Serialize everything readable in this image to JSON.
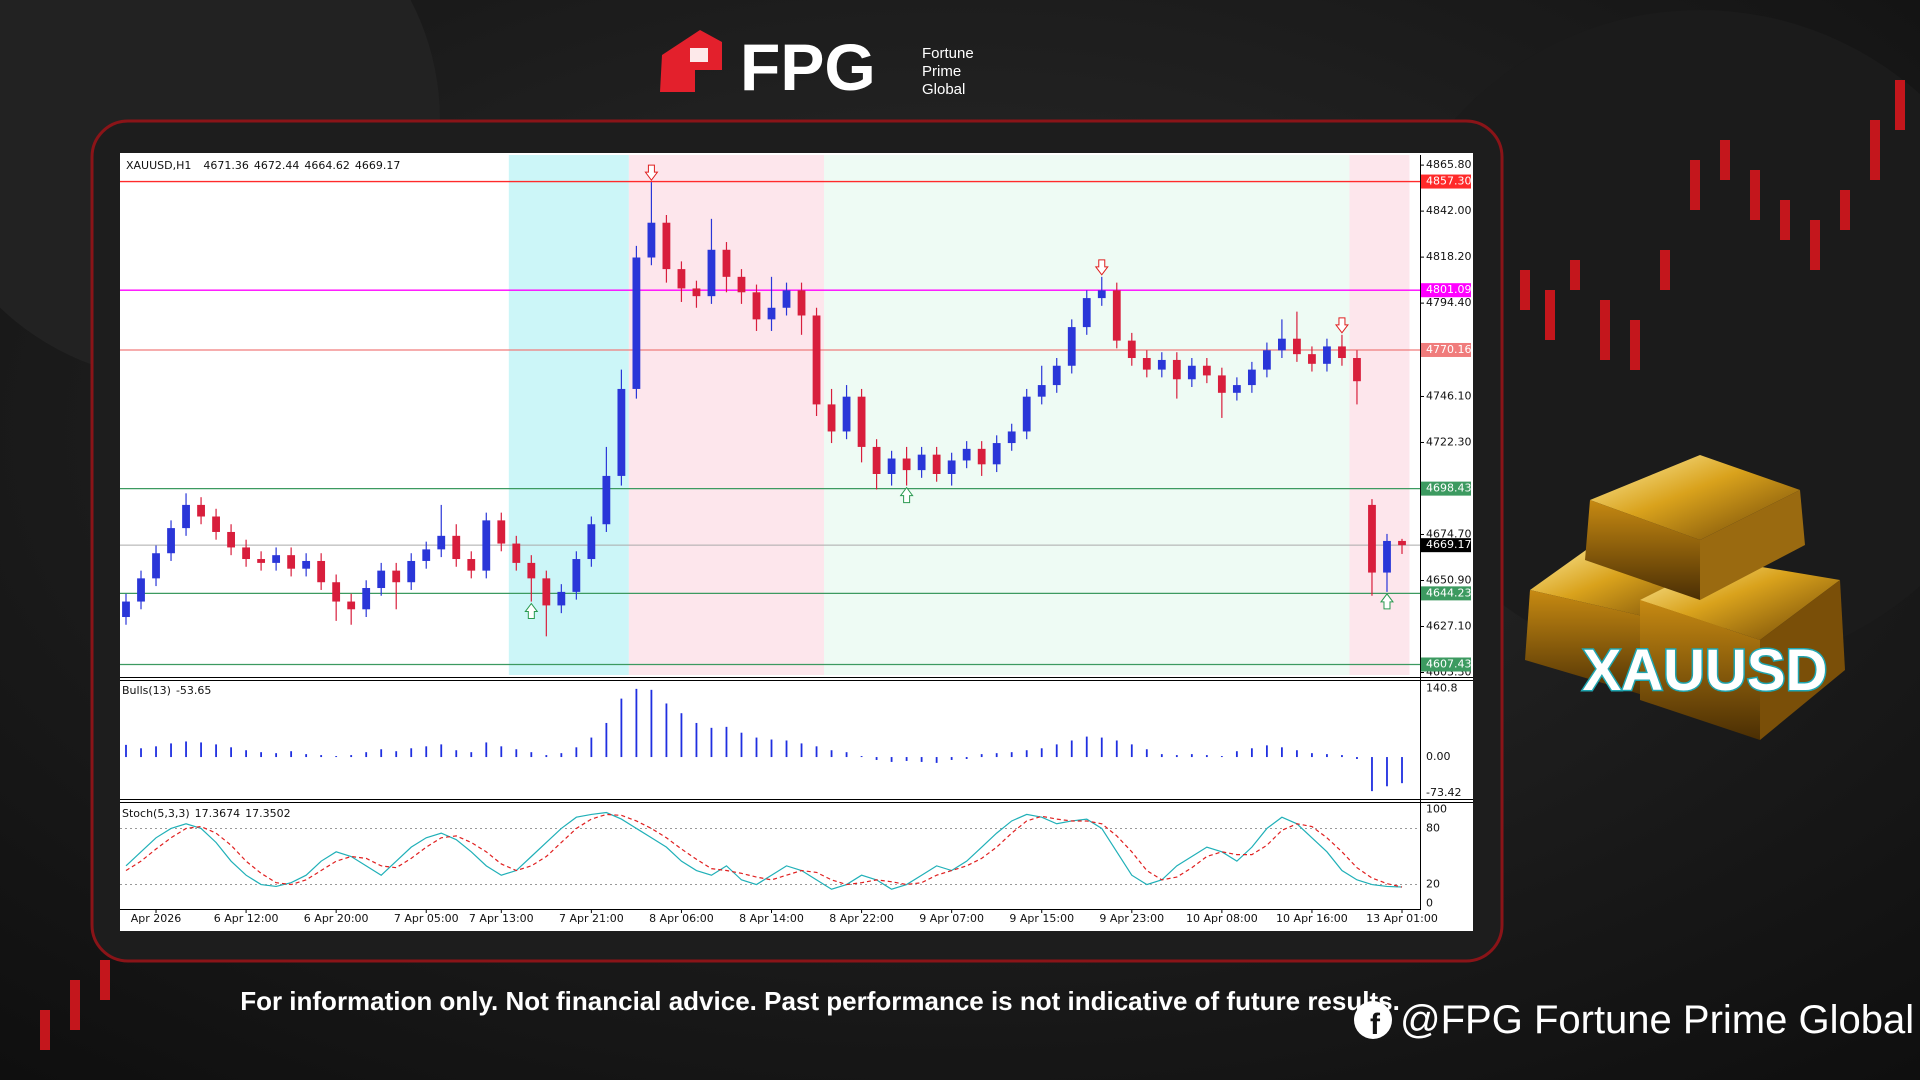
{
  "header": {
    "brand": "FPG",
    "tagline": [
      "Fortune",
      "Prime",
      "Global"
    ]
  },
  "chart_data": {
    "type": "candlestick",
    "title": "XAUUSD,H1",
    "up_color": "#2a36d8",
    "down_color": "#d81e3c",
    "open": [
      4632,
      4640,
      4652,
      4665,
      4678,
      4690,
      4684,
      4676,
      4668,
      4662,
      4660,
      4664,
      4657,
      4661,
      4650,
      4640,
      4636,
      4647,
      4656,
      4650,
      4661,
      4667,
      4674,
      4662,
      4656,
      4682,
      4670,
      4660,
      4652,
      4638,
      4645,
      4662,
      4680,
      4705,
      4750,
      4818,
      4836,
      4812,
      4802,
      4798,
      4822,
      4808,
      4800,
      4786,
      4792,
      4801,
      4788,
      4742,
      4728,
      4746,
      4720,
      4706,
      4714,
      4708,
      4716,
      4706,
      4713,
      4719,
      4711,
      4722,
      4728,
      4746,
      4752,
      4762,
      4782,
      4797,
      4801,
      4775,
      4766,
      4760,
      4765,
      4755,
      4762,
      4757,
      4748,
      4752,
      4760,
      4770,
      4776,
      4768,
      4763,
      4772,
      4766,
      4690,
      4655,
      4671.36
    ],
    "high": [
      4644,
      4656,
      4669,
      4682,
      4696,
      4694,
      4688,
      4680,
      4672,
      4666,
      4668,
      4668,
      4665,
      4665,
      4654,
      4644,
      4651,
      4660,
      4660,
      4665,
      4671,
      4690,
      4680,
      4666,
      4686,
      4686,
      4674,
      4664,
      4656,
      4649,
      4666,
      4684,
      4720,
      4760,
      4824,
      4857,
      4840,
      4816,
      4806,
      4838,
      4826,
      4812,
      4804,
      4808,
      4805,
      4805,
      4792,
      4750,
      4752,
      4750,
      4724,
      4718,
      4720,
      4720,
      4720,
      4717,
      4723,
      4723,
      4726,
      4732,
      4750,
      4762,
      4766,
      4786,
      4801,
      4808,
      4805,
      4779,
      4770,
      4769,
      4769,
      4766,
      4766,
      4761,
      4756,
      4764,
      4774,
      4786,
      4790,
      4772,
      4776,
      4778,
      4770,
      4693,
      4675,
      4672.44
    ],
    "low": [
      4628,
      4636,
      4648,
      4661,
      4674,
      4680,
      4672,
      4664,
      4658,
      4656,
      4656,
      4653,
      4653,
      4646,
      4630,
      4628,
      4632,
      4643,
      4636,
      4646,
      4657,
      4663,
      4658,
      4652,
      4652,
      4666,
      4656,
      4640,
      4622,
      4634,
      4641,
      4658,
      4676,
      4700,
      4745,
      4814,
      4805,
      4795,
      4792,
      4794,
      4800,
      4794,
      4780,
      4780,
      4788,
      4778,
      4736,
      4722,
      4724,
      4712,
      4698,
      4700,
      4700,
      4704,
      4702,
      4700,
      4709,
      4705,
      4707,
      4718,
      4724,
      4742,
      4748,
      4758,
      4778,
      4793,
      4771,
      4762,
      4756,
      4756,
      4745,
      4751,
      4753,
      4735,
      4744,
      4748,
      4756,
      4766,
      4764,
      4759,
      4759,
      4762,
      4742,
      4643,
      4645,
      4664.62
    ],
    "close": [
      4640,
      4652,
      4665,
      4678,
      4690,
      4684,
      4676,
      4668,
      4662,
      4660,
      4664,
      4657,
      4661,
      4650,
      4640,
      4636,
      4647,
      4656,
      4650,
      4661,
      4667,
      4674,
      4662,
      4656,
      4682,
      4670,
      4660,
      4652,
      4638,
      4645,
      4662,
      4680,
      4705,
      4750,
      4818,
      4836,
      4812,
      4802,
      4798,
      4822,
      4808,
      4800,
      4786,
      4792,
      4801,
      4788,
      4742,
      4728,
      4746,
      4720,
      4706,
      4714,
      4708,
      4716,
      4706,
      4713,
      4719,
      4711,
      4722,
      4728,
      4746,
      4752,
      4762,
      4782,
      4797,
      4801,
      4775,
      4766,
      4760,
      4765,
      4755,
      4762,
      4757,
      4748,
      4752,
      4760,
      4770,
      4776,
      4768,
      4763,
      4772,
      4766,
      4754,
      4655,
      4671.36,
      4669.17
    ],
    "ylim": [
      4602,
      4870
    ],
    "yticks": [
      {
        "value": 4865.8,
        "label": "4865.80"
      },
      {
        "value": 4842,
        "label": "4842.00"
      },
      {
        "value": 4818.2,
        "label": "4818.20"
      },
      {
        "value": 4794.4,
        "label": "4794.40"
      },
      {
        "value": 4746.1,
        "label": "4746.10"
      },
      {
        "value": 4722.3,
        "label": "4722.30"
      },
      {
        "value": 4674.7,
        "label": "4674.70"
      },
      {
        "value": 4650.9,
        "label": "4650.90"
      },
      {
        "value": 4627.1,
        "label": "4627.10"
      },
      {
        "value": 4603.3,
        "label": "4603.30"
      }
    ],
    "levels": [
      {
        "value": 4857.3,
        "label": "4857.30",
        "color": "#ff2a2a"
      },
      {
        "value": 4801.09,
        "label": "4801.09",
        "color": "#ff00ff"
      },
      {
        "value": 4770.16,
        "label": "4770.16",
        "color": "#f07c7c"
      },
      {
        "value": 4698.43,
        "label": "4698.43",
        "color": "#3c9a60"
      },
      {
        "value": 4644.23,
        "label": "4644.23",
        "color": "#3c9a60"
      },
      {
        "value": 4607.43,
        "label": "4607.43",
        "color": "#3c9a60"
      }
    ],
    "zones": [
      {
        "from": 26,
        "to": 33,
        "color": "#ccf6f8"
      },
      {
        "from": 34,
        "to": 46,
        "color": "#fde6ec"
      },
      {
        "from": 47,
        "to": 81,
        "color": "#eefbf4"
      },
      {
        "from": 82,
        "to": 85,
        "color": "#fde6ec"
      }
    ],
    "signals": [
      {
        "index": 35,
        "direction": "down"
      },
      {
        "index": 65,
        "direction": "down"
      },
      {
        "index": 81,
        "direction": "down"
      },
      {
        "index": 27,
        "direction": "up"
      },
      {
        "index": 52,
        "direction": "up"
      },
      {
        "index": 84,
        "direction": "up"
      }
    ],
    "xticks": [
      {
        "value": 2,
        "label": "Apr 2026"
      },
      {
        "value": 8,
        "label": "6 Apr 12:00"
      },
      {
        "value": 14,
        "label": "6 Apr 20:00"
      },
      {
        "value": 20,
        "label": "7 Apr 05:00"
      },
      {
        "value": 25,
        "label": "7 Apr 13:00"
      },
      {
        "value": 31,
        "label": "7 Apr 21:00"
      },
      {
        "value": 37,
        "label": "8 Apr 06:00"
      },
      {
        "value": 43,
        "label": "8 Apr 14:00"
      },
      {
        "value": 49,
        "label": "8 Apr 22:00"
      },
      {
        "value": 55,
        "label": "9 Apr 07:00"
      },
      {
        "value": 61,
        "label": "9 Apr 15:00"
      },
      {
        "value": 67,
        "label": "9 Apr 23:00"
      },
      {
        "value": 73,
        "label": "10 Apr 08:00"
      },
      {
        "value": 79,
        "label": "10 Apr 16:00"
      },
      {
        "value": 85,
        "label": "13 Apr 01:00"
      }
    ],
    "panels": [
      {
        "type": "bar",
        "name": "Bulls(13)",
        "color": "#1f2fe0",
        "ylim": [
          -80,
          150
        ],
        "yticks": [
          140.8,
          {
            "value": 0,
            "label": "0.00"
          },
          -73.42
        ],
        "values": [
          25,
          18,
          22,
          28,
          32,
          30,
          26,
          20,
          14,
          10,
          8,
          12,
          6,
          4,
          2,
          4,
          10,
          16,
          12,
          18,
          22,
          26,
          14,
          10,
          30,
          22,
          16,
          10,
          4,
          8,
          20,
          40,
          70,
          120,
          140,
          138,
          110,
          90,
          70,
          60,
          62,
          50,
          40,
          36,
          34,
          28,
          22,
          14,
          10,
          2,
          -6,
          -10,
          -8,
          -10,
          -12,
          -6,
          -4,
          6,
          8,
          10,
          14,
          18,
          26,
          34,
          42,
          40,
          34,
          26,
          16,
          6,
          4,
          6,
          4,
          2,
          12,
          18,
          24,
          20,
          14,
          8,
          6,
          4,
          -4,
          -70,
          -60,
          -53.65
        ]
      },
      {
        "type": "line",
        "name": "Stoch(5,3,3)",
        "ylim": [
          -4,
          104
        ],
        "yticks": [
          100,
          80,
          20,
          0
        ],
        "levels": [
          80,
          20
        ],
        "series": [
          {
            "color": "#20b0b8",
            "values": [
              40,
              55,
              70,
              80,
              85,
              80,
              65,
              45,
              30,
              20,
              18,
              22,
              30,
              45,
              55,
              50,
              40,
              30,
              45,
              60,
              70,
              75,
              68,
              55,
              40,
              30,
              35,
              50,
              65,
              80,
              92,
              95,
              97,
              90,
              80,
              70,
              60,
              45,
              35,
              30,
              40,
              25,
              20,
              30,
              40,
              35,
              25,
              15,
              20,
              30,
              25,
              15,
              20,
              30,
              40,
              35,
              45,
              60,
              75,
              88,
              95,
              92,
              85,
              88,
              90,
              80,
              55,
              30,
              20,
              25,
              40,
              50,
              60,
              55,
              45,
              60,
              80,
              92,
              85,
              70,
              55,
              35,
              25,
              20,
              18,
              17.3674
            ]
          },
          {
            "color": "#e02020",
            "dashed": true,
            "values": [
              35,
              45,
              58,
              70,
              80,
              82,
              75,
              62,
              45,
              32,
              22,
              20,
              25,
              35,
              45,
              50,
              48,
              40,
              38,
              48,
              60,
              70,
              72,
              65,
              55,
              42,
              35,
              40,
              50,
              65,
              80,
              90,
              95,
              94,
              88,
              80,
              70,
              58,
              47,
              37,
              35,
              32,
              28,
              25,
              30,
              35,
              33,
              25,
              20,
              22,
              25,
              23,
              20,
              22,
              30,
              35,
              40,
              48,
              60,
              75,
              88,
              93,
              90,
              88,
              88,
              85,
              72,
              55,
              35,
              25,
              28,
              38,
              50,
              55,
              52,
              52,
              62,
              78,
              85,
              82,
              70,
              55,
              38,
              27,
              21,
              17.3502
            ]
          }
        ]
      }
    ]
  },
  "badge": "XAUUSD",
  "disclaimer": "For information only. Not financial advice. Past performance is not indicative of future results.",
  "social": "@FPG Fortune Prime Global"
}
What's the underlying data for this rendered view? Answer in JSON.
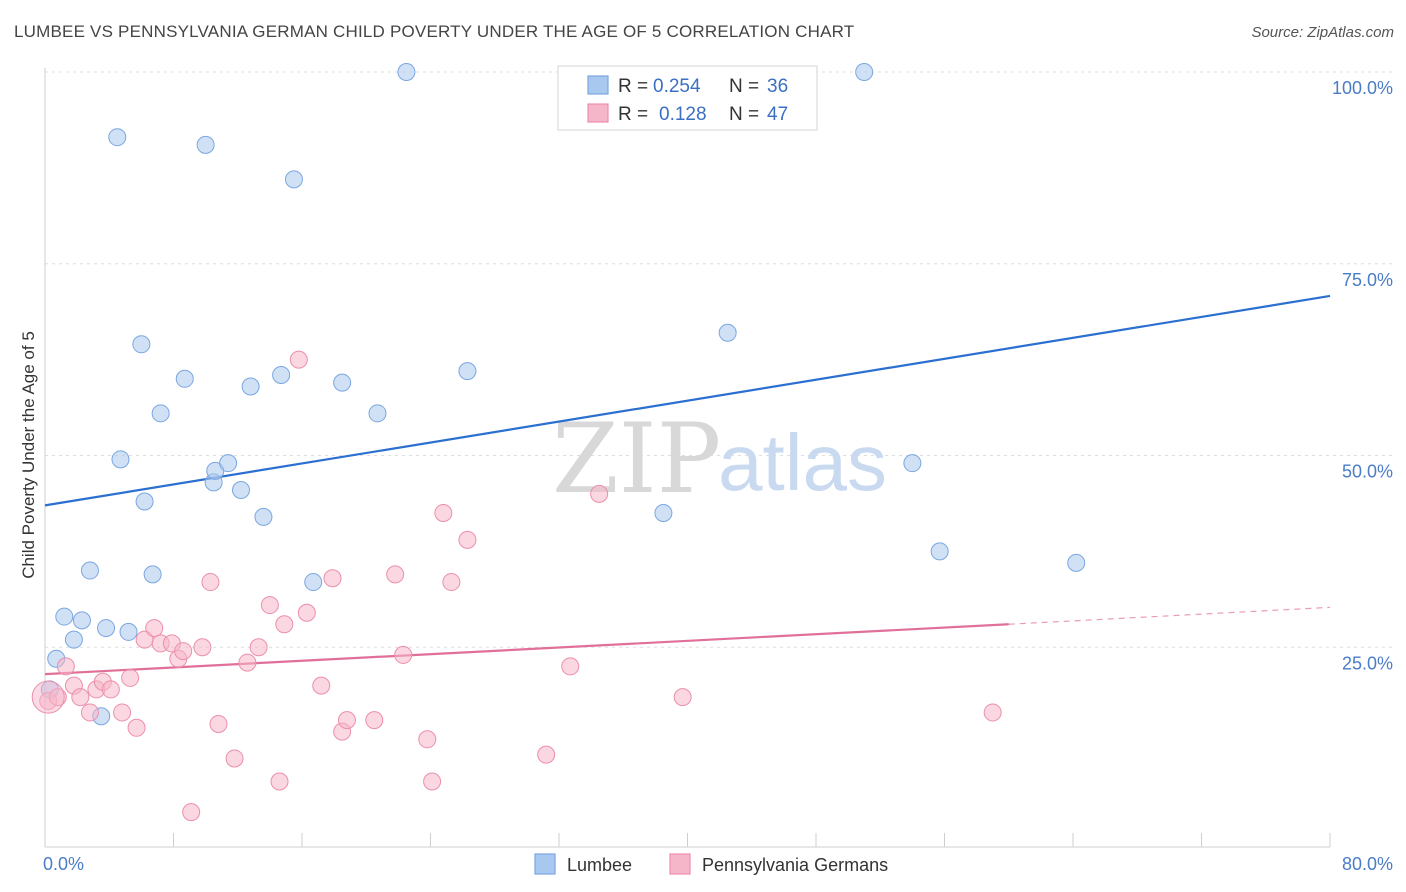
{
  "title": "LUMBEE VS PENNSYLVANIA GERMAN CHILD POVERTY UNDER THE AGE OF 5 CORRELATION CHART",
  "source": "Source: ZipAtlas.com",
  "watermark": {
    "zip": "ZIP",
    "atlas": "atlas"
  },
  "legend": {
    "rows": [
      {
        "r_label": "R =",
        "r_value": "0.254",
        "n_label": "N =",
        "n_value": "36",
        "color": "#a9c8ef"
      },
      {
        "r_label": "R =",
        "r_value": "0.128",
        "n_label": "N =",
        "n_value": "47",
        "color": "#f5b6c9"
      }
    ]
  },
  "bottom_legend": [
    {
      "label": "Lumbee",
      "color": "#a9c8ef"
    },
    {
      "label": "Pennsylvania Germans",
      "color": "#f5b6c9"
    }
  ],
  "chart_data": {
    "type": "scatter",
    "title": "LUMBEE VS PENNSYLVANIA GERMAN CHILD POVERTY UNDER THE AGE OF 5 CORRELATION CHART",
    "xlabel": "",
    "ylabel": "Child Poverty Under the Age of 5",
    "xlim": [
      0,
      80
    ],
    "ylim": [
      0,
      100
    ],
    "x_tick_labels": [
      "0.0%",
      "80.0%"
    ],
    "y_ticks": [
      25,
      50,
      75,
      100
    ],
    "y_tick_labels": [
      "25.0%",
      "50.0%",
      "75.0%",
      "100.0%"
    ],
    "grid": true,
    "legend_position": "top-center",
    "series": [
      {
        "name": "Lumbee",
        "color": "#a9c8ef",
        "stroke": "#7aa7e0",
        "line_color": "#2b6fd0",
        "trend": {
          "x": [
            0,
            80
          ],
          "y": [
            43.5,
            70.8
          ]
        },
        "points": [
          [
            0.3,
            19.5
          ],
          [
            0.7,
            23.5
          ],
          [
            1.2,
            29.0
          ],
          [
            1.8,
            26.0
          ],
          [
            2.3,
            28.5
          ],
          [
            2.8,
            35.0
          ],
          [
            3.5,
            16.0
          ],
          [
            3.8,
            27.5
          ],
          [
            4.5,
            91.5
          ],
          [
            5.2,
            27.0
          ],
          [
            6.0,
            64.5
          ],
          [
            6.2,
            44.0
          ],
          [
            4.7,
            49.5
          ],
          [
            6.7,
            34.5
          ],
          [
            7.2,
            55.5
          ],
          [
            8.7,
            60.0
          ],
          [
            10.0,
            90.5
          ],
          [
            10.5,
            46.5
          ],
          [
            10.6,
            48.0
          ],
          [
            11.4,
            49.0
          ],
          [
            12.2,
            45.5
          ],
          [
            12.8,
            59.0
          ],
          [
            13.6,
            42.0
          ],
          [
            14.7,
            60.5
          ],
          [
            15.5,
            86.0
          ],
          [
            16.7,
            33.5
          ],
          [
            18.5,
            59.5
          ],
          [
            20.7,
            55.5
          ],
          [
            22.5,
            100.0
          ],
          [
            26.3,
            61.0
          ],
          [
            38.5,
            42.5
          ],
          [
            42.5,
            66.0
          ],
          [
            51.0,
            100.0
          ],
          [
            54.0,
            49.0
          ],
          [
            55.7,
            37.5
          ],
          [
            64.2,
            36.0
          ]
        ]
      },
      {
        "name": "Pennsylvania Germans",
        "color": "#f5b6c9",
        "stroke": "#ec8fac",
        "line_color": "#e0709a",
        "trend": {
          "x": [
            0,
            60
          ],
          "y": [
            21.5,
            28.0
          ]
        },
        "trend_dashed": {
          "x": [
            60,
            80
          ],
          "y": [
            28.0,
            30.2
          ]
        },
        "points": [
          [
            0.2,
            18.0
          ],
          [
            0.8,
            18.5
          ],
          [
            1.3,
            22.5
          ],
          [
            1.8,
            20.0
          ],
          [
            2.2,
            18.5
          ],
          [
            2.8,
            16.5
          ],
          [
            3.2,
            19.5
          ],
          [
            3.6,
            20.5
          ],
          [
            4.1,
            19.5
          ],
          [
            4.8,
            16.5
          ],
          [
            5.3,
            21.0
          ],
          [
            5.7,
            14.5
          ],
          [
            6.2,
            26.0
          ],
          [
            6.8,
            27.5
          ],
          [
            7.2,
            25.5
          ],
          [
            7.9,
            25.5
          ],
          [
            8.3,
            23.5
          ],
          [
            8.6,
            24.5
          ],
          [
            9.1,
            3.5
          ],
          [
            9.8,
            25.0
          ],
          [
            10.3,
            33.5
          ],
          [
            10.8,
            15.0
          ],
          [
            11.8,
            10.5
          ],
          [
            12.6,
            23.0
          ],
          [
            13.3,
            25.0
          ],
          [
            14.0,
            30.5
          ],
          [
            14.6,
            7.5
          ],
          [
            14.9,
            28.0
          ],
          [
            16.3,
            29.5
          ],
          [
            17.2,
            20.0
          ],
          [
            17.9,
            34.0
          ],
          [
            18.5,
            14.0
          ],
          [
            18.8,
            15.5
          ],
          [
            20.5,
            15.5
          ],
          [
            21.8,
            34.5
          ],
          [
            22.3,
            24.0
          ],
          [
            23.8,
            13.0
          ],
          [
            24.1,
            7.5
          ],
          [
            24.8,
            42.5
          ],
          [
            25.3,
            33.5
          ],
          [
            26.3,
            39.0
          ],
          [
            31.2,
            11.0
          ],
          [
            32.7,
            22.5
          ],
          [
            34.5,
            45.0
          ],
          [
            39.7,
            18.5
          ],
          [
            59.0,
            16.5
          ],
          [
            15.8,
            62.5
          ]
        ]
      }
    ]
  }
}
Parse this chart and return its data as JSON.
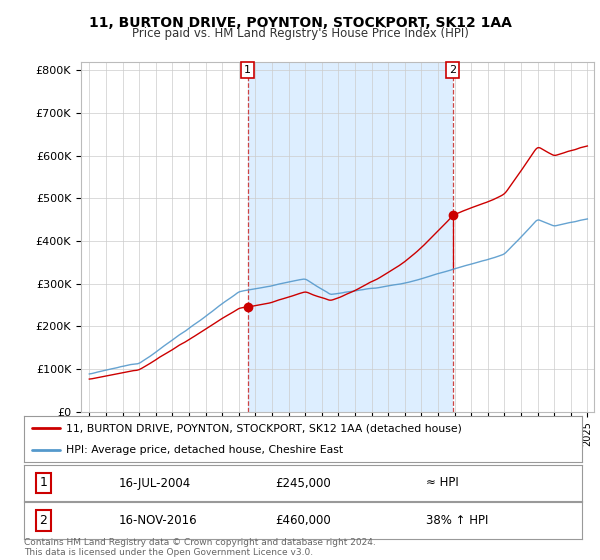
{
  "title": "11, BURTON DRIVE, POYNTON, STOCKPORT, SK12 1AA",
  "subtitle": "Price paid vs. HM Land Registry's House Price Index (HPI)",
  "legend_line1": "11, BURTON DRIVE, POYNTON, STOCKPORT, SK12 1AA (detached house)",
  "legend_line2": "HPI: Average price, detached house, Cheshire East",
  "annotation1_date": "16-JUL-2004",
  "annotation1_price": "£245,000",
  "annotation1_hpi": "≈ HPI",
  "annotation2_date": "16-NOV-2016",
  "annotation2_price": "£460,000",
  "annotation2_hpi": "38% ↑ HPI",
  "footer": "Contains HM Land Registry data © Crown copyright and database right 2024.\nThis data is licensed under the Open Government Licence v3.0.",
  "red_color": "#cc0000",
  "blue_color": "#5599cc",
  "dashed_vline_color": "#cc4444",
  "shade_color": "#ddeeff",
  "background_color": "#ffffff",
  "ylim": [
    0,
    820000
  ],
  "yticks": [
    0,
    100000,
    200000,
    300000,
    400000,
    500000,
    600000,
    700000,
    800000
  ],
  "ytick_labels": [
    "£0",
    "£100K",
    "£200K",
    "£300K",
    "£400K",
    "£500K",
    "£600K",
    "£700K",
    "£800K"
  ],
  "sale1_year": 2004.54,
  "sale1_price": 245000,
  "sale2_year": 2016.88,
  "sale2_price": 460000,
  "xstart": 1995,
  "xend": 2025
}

» Exercise description: Locate the string "STOCKPORT" in the listing above and copy every line where it occurs.

» Exercise output:
  "title": "11, BURTON DRIVE, POYNTON, STOCKPORT, SK12 1AA",
  "legend_line1": "11, BURTON DRIVE, POYNTON, STOCKPORT, SK12 1AA (detached house)",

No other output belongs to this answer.